**Task:** Go through the records and copy each line where the word "ymax" occurs.

BEGIN Data in this exercise

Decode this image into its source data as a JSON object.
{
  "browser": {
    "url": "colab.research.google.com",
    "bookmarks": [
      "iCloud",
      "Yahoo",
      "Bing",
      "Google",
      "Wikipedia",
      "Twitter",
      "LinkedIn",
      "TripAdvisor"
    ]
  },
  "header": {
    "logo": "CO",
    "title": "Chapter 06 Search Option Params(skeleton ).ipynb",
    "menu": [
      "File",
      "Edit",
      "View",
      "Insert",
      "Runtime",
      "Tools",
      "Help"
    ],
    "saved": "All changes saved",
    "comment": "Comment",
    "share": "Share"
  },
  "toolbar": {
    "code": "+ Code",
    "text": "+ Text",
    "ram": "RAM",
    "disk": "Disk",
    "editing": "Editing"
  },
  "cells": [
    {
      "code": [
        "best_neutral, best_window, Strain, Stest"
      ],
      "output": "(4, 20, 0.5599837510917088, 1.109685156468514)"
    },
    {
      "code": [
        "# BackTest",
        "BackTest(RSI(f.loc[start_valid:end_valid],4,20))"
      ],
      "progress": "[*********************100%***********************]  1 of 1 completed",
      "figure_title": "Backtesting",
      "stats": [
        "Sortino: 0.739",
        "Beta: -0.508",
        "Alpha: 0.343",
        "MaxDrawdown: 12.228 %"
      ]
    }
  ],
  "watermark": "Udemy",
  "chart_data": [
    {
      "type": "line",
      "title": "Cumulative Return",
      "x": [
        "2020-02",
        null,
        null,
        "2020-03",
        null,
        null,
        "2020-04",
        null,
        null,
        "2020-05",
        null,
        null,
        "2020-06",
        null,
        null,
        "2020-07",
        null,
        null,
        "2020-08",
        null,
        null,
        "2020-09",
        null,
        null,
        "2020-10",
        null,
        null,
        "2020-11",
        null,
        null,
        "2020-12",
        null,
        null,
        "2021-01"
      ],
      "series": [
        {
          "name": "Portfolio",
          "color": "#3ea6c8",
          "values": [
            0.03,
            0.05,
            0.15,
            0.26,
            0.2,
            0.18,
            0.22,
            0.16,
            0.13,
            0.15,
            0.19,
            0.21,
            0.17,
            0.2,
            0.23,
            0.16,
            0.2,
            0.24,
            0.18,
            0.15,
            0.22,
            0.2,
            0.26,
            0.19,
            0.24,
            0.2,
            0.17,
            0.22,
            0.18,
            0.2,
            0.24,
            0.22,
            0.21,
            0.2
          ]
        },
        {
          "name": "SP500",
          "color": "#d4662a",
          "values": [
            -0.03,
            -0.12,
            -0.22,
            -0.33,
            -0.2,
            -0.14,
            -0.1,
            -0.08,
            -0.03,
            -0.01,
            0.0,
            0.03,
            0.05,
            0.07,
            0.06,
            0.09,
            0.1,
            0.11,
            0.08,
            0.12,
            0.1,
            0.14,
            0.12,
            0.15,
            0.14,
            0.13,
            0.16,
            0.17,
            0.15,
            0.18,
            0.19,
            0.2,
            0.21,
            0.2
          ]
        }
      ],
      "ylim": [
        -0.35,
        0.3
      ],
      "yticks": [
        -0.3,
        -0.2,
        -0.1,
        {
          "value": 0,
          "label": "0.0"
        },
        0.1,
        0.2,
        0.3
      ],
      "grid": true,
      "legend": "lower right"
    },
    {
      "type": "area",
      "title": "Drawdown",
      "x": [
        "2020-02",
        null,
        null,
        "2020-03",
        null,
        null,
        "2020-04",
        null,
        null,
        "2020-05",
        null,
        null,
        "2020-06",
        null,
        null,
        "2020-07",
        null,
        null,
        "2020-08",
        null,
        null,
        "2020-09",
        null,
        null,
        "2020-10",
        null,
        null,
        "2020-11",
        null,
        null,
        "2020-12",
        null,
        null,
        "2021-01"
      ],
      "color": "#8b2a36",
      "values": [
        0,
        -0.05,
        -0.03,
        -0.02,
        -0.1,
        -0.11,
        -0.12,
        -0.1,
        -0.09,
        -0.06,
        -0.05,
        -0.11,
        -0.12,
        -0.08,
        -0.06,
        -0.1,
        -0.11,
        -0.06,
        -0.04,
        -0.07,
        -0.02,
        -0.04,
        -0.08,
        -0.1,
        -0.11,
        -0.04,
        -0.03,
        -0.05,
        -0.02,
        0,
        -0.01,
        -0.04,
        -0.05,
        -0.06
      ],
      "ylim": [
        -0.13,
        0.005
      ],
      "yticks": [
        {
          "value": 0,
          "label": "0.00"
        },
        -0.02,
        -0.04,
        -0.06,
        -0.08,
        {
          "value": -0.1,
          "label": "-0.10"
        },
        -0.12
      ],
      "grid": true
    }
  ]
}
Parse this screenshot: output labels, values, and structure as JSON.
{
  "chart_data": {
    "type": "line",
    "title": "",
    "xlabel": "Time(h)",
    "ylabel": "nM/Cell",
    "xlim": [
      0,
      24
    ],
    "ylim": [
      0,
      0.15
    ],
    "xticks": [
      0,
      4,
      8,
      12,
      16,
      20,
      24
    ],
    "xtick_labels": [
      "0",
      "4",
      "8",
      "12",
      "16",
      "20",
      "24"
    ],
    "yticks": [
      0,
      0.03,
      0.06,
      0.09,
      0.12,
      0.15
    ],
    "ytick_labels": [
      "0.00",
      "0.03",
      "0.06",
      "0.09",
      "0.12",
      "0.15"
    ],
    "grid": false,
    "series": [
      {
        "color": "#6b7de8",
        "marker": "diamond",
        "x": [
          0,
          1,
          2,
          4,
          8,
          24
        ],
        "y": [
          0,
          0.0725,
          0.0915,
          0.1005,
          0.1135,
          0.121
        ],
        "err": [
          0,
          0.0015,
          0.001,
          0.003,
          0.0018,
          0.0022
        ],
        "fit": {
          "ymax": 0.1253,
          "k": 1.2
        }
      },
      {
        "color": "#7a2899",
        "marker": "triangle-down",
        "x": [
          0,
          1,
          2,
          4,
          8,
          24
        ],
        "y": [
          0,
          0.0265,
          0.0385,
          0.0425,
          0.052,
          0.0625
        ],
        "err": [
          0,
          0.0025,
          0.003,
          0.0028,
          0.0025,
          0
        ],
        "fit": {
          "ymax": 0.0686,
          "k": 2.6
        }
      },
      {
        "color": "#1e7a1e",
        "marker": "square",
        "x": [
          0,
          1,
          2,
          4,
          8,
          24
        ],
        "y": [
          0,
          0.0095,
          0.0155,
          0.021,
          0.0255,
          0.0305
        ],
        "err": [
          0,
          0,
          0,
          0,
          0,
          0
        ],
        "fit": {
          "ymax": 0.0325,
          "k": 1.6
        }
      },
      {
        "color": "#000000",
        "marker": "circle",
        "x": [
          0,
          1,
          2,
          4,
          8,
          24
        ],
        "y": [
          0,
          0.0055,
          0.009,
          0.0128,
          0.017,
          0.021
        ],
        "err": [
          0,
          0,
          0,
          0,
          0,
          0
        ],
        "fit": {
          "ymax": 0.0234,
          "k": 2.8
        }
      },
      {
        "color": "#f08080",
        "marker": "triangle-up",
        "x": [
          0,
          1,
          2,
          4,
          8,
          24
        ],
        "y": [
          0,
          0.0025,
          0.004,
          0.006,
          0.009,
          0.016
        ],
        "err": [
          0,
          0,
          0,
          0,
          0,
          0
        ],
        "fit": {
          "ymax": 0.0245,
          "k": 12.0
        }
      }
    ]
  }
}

END Data in this exercise

**Result of the exercise:**
          "ymax": 0.1253,
          "ymax": 0.0686,
          "ymax": 0.0325,
          "ymax": 0.0234,
          "ymax": 0.0245,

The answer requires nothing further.